### Input material
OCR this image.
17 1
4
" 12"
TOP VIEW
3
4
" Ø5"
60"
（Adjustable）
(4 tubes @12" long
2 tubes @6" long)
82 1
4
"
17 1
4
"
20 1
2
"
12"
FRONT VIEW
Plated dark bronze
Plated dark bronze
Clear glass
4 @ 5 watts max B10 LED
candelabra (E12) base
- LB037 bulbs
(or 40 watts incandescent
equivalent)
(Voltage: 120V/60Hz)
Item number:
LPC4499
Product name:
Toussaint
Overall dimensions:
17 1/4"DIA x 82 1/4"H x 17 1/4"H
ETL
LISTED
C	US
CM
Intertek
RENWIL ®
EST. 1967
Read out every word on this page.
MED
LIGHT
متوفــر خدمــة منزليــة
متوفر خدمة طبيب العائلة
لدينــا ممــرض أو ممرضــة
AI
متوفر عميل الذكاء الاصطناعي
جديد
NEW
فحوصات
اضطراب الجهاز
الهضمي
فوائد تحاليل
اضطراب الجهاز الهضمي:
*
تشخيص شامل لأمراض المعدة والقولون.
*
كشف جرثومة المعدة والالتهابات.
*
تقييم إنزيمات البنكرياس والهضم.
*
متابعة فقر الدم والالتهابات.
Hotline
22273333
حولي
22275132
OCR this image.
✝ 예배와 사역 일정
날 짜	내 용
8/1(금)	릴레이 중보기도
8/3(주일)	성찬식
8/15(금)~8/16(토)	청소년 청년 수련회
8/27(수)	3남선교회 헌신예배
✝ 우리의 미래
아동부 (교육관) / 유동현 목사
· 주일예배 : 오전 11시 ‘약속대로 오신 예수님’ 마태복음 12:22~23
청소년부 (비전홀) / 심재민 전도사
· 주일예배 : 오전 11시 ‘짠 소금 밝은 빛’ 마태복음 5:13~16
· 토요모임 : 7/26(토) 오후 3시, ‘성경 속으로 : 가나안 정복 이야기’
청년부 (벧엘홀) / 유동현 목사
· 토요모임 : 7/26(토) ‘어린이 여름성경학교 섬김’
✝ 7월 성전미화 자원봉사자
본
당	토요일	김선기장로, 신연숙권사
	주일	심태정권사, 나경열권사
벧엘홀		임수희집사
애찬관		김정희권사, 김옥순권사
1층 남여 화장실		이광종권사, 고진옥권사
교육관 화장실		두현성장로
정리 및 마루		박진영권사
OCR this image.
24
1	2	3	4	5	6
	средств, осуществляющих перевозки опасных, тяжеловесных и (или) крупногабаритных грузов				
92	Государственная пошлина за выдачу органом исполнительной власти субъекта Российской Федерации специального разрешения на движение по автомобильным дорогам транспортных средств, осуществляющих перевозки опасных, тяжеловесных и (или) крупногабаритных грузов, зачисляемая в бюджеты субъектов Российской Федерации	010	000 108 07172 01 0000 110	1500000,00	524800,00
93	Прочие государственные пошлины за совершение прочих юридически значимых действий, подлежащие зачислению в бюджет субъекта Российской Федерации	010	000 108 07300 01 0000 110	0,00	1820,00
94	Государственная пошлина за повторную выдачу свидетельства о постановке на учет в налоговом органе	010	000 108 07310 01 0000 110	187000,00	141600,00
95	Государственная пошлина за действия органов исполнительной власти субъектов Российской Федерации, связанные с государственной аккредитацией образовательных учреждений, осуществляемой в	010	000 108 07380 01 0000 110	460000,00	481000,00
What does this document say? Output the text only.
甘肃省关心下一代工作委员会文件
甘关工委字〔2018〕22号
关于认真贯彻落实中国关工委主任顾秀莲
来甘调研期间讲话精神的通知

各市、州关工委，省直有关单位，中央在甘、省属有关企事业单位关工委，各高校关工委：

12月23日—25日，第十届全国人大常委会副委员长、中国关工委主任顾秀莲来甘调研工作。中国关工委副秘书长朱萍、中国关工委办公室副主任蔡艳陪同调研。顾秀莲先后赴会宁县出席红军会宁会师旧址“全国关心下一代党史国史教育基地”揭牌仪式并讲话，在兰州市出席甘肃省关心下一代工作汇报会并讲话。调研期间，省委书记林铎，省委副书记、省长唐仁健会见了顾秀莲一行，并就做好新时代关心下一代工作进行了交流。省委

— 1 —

### The exercise
Return every line from the records above that holds the word "마태복음".

### Answer to this task
· 주일예배 : 오전 11시 ‘약속대로 오신 예수님’ 마태복음 12:22~23
· 주일예배 : 오전 11시 ‘짠 소금 밝은 빛’ 마태복음 5:13~16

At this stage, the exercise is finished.